Data supplied.
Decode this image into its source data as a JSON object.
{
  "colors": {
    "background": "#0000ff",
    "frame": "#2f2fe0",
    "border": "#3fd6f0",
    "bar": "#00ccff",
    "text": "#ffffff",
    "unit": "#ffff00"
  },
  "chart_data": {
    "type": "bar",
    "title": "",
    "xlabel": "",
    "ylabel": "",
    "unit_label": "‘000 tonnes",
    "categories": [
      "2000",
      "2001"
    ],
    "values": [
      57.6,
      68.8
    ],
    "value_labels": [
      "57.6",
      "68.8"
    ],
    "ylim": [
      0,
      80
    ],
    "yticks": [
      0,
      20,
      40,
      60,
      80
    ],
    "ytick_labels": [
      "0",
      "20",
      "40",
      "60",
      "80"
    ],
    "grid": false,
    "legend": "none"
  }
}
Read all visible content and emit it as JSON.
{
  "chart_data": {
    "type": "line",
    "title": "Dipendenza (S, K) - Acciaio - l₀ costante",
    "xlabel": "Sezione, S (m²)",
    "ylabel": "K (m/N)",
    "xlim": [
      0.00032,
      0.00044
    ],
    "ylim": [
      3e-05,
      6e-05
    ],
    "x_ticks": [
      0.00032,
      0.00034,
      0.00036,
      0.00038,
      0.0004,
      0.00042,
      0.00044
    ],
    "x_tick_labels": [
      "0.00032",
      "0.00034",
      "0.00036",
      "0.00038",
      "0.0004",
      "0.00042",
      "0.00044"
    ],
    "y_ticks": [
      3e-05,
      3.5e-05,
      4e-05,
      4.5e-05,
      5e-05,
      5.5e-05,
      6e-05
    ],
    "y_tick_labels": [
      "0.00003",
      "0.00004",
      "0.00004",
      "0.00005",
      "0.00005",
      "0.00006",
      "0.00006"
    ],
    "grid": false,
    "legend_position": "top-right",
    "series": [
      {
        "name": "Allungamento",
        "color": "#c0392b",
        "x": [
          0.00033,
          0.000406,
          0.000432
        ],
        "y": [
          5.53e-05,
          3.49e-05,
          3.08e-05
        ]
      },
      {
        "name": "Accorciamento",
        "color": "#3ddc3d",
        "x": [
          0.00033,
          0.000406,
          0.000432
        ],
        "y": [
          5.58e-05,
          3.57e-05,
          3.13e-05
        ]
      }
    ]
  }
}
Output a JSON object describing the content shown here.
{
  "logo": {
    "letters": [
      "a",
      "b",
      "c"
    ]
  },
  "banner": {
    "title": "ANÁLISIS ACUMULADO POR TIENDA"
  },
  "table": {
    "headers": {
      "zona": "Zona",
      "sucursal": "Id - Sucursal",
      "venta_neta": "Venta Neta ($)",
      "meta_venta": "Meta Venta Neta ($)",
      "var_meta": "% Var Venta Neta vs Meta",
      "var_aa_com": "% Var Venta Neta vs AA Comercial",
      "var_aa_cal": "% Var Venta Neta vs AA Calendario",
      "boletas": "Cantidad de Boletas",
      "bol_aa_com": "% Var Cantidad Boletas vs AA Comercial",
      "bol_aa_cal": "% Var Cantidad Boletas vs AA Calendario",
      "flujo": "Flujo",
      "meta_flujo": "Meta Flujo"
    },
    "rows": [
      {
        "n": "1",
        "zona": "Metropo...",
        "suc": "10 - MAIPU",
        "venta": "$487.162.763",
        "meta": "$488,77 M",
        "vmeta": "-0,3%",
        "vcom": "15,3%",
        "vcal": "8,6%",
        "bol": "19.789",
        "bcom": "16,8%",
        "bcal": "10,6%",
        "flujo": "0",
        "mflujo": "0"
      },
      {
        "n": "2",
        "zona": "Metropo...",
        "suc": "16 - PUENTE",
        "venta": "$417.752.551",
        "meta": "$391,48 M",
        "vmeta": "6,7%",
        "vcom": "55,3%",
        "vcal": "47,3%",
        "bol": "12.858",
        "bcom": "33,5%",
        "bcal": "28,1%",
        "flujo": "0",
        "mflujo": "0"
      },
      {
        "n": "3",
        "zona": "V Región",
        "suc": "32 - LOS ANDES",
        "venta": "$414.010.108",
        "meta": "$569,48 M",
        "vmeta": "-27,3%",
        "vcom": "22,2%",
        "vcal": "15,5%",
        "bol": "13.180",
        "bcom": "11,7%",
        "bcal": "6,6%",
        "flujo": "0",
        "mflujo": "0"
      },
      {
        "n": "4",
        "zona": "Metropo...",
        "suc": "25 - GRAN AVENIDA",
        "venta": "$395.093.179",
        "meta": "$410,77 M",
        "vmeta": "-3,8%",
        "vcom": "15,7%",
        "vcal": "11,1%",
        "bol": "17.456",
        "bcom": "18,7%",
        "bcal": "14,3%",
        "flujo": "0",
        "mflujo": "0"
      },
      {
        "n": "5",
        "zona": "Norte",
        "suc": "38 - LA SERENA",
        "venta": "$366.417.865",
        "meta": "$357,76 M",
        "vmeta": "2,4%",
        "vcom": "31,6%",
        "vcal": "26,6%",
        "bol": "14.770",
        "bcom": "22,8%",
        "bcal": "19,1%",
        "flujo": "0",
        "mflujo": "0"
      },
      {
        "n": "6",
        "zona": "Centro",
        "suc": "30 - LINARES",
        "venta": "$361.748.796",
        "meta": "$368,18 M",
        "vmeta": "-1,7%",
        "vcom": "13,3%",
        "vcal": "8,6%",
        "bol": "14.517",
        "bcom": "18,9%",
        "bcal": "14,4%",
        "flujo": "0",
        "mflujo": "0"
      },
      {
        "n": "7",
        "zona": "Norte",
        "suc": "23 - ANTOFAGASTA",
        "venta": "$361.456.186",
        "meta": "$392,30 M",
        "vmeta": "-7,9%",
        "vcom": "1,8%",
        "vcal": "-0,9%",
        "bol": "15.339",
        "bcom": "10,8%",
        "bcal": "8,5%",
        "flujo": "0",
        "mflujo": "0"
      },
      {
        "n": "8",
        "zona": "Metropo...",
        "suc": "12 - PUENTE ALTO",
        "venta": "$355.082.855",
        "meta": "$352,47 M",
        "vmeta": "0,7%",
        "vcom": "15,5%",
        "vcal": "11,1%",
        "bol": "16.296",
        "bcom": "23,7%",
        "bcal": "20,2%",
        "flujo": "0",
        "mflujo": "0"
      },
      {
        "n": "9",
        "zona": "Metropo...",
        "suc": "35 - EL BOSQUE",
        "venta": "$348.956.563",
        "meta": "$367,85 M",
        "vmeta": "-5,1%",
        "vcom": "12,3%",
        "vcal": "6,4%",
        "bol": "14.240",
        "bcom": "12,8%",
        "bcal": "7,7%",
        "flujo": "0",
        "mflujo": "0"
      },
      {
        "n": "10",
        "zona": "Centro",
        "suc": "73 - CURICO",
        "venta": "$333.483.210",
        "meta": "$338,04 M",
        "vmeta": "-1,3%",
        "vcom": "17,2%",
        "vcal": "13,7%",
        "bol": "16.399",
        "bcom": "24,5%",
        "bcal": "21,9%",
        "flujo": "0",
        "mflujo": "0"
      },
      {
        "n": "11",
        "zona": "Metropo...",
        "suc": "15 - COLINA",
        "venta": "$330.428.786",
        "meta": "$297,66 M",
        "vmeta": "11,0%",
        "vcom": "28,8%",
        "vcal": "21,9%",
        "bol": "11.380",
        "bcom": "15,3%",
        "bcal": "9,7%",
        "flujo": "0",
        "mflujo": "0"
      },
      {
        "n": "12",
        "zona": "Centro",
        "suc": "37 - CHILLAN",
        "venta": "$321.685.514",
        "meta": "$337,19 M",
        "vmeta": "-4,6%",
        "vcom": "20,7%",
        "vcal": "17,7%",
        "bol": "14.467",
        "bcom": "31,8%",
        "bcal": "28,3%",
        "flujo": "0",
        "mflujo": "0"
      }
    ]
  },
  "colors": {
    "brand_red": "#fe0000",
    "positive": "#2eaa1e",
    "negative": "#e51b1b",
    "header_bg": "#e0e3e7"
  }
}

What is needed. Where a line holds the string "JSON", copy that line.

Full answer.
Decode this image into its source data as a JSON object.
Read all visible content and emit it as JSON.
Output a JSON object describing the content shown here.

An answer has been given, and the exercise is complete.